◆ **Work to do**
Will you give the material below again, every line exactly as it is?

◆ **Material provided**

──────────────────────────────

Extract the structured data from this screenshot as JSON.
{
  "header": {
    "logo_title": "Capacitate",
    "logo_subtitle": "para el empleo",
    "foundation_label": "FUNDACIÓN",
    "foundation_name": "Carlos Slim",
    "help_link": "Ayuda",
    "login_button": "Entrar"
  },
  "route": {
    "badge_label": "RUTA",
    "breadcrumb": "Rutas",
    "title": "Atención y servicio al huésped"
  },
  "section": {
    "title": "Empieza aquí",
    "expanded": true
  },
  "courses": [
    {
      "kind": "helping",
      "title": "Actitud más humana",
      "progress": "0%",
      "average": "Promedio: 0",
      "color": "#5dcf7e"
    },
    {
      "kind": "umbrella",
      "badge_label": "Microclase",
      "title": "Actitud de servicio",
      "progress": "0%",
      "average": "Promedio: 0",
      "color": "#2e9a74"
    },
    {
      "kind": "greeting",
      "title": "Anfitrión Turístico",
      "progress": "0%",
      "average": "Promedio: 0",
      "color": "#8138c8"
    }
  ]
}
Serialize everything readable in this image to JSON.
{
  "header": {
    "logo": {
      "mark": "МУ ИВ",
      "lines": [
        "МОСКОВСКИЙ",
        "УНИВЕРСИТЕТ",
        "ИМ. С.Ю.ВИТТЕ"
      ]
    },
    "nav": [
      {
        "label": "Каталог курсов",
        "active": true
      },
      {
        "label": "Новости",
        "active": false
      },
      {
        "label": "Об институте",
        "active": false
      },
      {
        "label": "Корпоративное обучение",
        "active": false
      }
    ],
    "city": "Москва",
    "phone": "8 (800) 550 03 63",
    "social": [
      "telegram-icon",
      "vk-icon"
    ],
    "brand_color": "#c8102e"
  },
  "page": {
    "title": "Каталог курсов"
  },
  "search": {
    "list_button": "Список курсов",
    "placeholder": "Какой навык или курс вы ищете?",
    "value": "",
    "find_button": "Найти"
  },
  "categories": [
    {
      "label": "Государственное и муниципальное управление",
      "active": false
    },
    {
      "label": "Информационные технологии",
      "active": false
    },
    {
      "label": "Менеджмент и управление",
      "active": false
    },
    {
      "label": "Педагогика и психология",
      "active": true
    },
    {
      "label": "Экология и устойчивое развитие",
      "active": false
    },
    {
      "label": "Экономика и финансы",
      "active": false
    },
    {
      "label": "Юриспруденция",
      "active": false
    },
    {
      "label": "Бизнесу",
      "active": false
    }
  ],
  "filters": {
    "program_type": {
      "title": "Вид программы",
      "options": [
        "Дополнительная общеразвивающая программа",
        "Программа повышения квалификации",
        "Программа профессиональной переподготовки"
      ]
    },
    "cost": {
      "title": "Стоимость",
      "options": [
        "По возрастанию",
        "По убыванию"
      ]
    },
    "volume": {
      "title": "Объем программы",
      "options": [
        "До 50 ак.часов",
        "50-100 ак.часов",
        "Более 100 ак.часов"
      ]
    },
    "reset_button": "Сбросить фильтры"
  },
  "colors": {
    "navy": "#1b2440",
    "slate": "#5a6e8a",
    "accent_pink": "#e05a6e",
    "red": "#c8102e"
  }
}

──────────────────────────────

◆ **Result**
Extract the structured data from this screenshot as JSON.
{
  "header": {
    "logo_title": "Capacitate",
    "logo_subtitle": "para el empleo",
    "foundation_label": "FUNDACIÓN",
    "foundation_name": "Carlos Slim",
    "help_link": "Ayuda",
    "login_button": "Entrar"
  },
  "route": {
    "badge_label": "RUTA",
    "breadcrumb": "Rutas",
    "title": "Atención y servicio al huésped"
  },
  "section": {
    "title": "Empieza aquí",
    "expanded": true
  },
  "courses": [
    {
      "kind": "helping",
      "title": "Actitud más humana",
      "progress": "0%",
      "average": "Promedio: 0",
      "color": "#5dcf7e"
    },
    {
      "kind": "umbrella",
      "badge_label": "Microclase",
      "title": "Actitud de servicio",
      "progress": "0%",
      "average": "Promedio: 0",
      "color": "#2e9a74"
    },
    {
      "kind": "greeting",
      "title": "Anfitrión Turístico",
      "progress": "0%",
      "average": "Promedio: 0",
      "color": "#8138c8"
    }
  ]
}
Serialize everything readable in this image to JSON.
{
  "header": {
    "logo": {
      "mark": "МУ ИВ",
      "lines": [
        "МОСКОВСКИЙ",
        "УНИВЕРСИТЕТ",
        "ИМ. С.Ю.ВИТТЕ"
      ]
    },
    "nav": [
      {
        "label": "Каталог курсов",
        "active": true
      },
      {
        "label": "Новости",
        "active": false
      },
      {
        "label": "Об институте",
        "active": false
      },
      {
        "label": "Корпоративное обучение",
        "active": false
      }
    ],
    "city": "Москва",
    "phone": "8 (800) 550 03 63",
    "social": [
      "telegram-icon",
      "vk-icon"
    ],
    "brand_color": "#c8102e"
  },
  "page": {
    "title": "Каталог курсов"
  },
  "search": {
    "list_button": "Список курсов",
    "placeholder": "Какой навык или курс вы ищете?",
    "value": "",
    "find_button": "Найти"
  },
  "categories": [
    {
      "label": "Государственное и муниципальное управление",
      "active": false
    },
    {
      "label": "Информационные технологии",
      "active": false
    },
    {
      "label": "Менеджмент и управление",
      "active": false
    },
    {
      "label": "Педагогика и психология",
      "active": true
    },
    {
      "label": "Экология и устойчивое развитие",
      "active": false
    },
    {
      "label": "Экономика и финансы",
      "active": false
    },
    {
      "label": "Юриспруденция",
      "active": false
    },
    {
      "label": "Бизнесу",
      "active": false
    }
  ],
  "filters": {
    "program_type": {
      "title": "Вид программы",
      "options": [
        "Дополнительная общеразвивающая программа",
        "Программа повышения квалификации",
        "Программа профессиональной переподготовки"
      ]
    },
    "cost": {
      "title": "Стоимость",
      "options": [
        "По возрастанию",
        "По убыванию"
      ]
    },
    "volume": {
      "title": "Объем программы",
      "options": [
        "До 50 ак.часов",
        "50-100 ак.часов",
        "Более 100 ак.часов"
      ]
    },
    "reset_button": "Сбросить фильтры"
  },
  "colors": {
    "navy": "#1b2440",
    "slate": "#5a6e8a",
    "accent_pink": "#e05a6e",
    "red": "#c8102e"
  }
}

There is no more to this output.